[Aim]
Locate the string "chevron" in the records below. Copy every line where it occurs.

[Data provided]
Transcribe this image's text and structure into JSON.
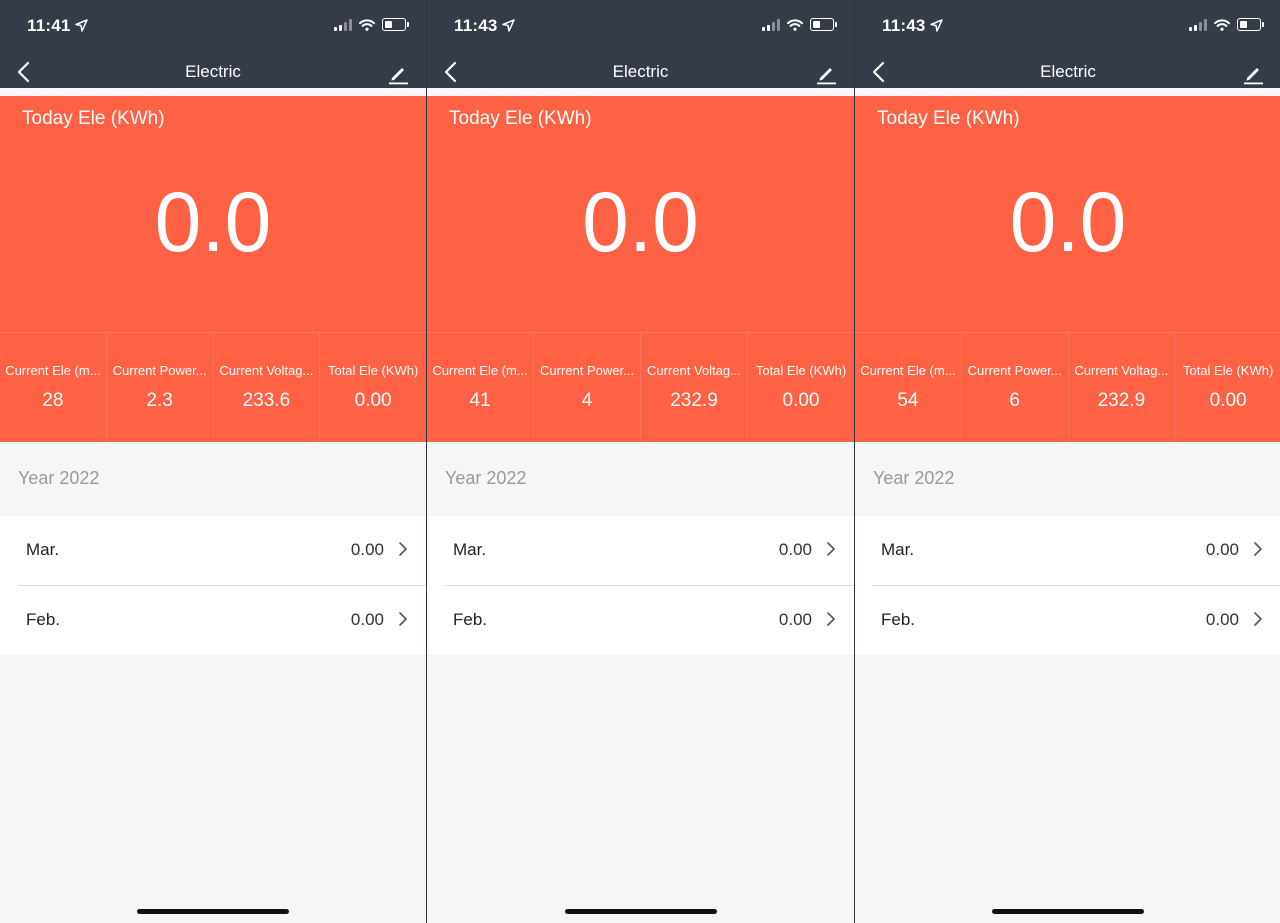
{
  "colors": {
    "header": "#343c4a",
    "card": "#ff6145",
    "background": "#f6f6f6"
  },
  "panels": [
    {
      "time": "11:41",
      "nav_title": "Electric",
      "card_title": "Today Ele (KWh)",
      "today_value": "0.0",
      "stats": [
        {
          "label": "Current Ele (m...",
          "value": "28"
        },
        {
          "label": "Current Power...",
          "value": "2.3"
        },
        {
          "label": "Current Voltag...",
          "value": "233.6"
        },
        {
          "label": "Total Ele (KWh)",
          "value": "0.00"
        }
      ],
      "year_label": "Year 2022",
      "months": [
        {
          "label": "Mar.",
          "value": "0.00"
        },
        {
          "label": "Feb.",
          "value": "0.00"
        }
      ]
    },
    {
      "time": "11:43",
      "nav_title": "Electric",
      "card_title": "Today Ele (KWh)",
      "today_value": "0.0",
      "stats": [
        {
          "label": "Current Ele (m...",
          "value": "41"
        },
        {
          "label": "Current Power...",
          "value": "4"
        },
        {
          "label": "Current Voltag...",
          "value": "232.9"
        },
        {
          "label": "Total Ele (KWh)",
          "value": "0.00"
        }
      ],
      "year_label": "Year 2022",
      "months": [
        {
          "label": "Mar.",
          "value": "0.00"
        },
        {
          "label": "Feb.",
          "value": "0.00"
        }
      ]
    },
    {
      "time": "11:43",
      "nav_title": "Electric",
      "card_title": "Today Ele (KWh)",
      "today_value": "0.0",
      "stats": [
        {
          "label": "Current Ele (m...",
          "value": "54"
        },
        {
          "label": "Current Power...",
          "value": "6"
        },
        {
          "label": "Current Voltag...",
          "value": "232.9"
        },
        {
          "label": "Total Ele (KWh)",
          "value": "0.00"
        }
      ],
      "year_label": "Year 2022",
      "months": [
        {
          "label": "Mar.",
          "value": "0.00"
        },
        {
          "label": "Feb.",
          "value": "0.00"
        }
      ]
    }
  ],
  "icons": [
    "location-arrow-icon",
    "cellular-signal-icon",
    "wifi-icon",
    "battery-icon",
    "chevron-left-icon",
    "pencil-edit-icon",
    "chevron-right-icon"
  ]
}
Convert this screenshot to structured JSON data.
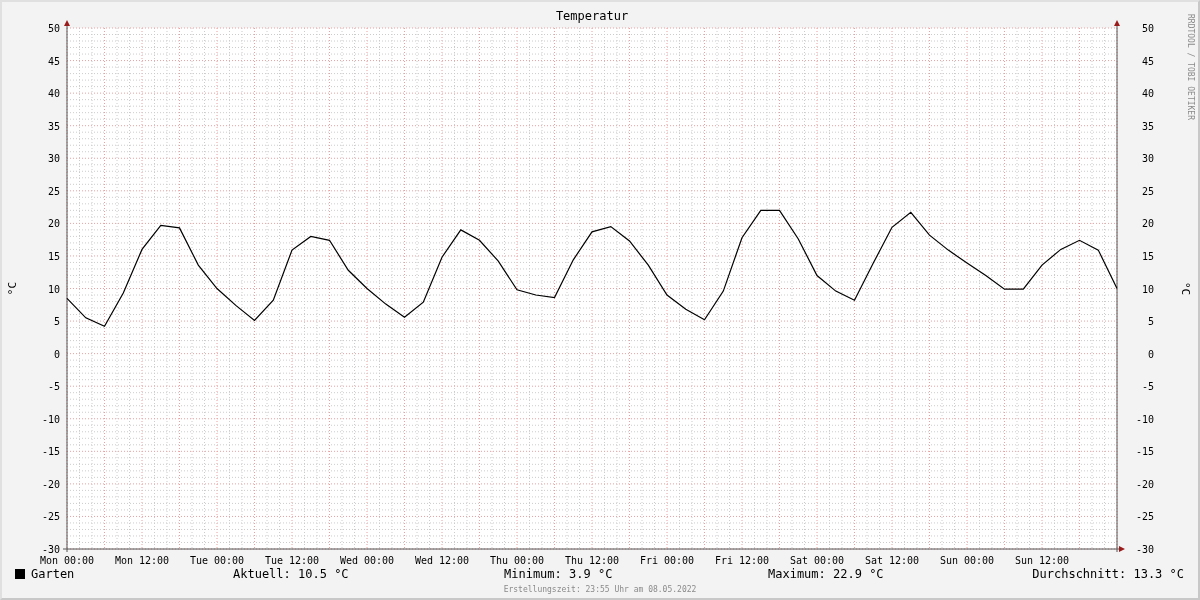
{
  "graph": {
    "chart_data": {
      "type": "line",
      "title": "Temperatur",
      "ylabel": "°C",
      "categories": [
        "Mon 00:00",
        null,
        null,
        null,
        "Mon 12:00",
        null,
        null,
        null,
        "Tue 00:00",
        null,
        null,
        null,
        "Tue 12:00",
        null,
        null,
        null,
        "Wed 00:00",
        null,
        null,
        null,
        "Wed 12:00",
        null,
        null,
        null,
        "Thu 00:00",
        null,
        null,
        null,
        "Thu 12:00",
        null,
        null,
        null,
        "Fri 00:00",
        null,
        null,
        null,
        "Fri 12:00",
        null,
        null,
        null,
        "Sat 00:00",
        null,
        null,
        null,
        "Sat 12:00",
        null,
        null,
        null,
        "Sun 00:00",
        null,
        null,
        null,
        "Sun 12:00",
        null,
        null,
        null,
        null
      ],
      "series": [
        {
          "name": "Garten",
          "color": "#000000",
          "values": [
            8.5,
            5.5,
            4.2,
            9.3,
            16.0,
            19.7,
            19.3,
            13.6,
            10.0,
            7.4,
            5.1,
            8.2,
            15.9,
            18.0,
            17.4,
            12.8,
            10.0,
            7.6,
            5.6,
            7.9,
            14.8,
            19.0,
            17.4,
            14.2,
            9.8,
            9.0,
            8.6,
            14.4,
            18.7,
            19.5,
            17.3,
            13.6,
            9.0,
            6.8,
            5.2,
            9.6,
            17.8,
            22.0,
            22.0,
            17.6,
            12.0,
            9.6,
            8.2,
            13.9,
            19.4,
            21.7,
            18.2,
            15.9,
            13.9,
            12.0,
            9.9,
            9.9,
            13.6,
            16.0,
            17.4,
            15.9,
            10.0
          ]
        }
      ],
      "grid": true,
      "ylim": [
        -30,
        50
      ],
      "yticks": [
        -30,
        -25,
        -20,
        -15,
        -10,
        -5,
        0,
        5,
        10,
        15,
        20,
        25,
        30,
        35,
        40,
        45,
        50
      ]
    },
    "right_axis_label": "°C",
    "right_axis_ticks": [
      "50",
      "45",
      "40",
      "35",
      "30",
      "25",
      "20",
      "15",
      "10",
      "5",
      "0",
      "-5",
      "-10",
      "-15",
      "-20",
      "-25",
      "-30"
    ],
    "watermark": "RRDTOOL / TOBI OETIKER"
  },
  "legend": {
    "current": "Aktuell: 10.5 °C",
    "minimum": "Minimum: 3.9 °C",
    "maximum": "Maximum: 22.9 °C",
    "average": "Durchschnitt: 13.3 °C"
  },
  "footer": "Erstellungszeit: 23:55 Uhr am 08.05.2022"
}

[Result of the exercise]
    "chevron-left-icon",
    "chevron-right-icon"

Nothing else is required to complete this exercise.